→ GOAL OF THE EXERCISE
Below is a block of data; give all of it again word for word.

→ DATA EXTRACT
╔══
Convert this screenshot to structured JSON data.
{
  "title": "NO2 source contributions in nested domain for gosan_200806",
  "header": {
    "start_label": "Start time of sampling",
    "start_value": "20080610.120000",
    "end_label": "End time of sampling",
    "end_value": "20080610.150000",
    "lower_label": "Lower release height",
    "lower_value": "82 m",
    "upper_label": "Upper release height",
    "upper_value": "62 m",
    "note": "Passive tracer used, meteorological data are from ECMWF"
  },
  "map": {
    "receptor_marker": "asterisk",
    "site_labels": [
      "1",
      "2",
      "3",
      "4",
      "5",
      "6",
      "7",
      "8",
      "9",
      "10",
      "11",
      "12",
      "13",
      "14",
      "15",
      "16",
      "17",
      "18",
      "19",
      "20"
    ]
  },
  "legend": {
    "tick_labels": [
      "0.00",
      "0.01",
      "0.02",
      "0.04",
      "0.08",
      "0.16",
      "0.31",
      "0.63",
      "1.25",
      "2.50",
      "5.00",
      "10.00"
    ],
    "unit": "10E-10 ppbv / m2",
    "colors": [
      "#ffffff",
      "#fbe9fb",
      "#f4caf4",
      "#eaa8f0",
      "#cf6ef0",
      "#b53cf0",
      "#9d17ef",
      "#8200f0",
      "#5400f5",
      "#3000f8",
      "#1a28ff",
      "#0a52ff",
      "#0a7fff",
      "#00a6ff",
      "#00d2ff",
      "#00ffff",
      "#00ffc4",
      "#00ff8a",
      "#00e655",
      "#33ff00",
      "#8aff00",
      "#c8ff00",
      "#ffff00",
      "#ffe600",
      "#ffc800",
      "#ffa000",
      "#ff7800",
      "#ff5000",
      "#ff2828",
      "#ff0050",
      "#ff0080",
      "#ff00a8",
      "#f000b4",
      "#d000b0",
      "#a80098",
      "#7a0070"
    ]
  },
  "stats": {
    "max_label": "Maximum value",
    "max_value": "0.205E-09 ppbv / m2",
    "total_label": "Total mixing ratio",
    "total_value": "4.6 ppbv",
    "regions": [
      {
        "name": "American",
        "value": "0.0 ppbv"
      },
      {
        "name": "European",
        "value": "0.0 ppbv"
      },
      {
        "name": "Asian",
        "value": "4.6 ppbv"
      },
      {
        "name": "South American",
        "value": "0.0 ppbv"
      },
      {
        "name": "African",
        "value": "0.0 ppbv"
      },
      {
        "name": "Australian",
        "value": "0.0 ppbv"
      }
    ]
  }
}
╚══
→ OUTPUT FOR THIS EXERCISE
Convert this screenshot to structured JSON data.
{
  "title": "NO2 source contributions in nested domain for gosan_200806",
  "header": {
    "start_label": "Start time of sampling",
    "start_value": "20080610.120000",
    "end_label": "End time of sampling",
    "end_value": "20080610.150000",
    "lower_label": "Lower release height",
    "lower_value": "82 m",
    "upper_label": "Upper release height",
    "upper_value": "62 m",
    "note": "Passive tracer used, meteorological data are from ECMWF"
  },
  "map": {
    "receptor_marker": "asterisk",
    "site_labels": [
      "1",
      "2",
      "3",
      "4",
      "5",
      "6",
      "7",
      "8",
      "9",
      "10",
      "11",
      "12",
      "13",
      "14",
      "15",
      "16",
      "17",
      "18",
      "19",
      "20"
    ]
  },
  "legend": {
    "tick_labels": [
      "0.00",
      "0.01",
      "0.02",
      "0.04",
      "0.08",
      "0.16",
      "0.31",
      "0.63",
      "1.25",
      "2.50",
      "5.00",
      "10.00"
    ],
    "unit": "10E-10 ppbv / m2",
    "colors": [
      "#ffffff",
      "#fbe9fb",
      "#f4caf4",
      "#eaa8f0",
      "#cf6ef0",
      "#b53cf0",
      "#9d17ef",
      "#8200f0",
      "#5400f5",
      "#3000f8",
      "#1a28ff",
      "#0a52ff",
      "#0a7fff",
      "#00a6ff",
      "#00d2ff",
      "#00ffff",
      "#00ffc4",
      "#00ff8a",
      "#00e655",
      "#33ff00",
      "#8aff00",
      "#c8ff00",
      "#ffff00",
      "#ffe600",
      "#ffc800",
      "#ffa000",
      "#ff7800",
      "#ff5000",
      "#ff2828",
      "#ff0050",
      "#ff0080",
      "#ff00a8",
      "#f000b4",
      "#d000b0",
      "#a80098",
      "#7a0070"
    ]
  },
  "stats": {
    "max_label": "Maximum value",
    "max_value": "0.205E-09 ppbv / m2",
    "total_label": "Total mixing ratio",
    "total_value": "4.6 ppbv",
    "regions": [
      {
        "name": "American",
        "value": "0.0 ppbv"
      },
      {
        "name": "European",
        "value": "0.0 ppbv"
      },
      {
        "name": "Asian",
        "value": "4.6 ppbv"
      },
      {
        "name": "South American",
        "value": "0.0 ppbv"
      },
      {
        "name": "African",
        "value": "0.0 ppbv"
      },
      {
        "name": "Australian",
        "value": "0.0 ppbv"
      }
    ]
  }
}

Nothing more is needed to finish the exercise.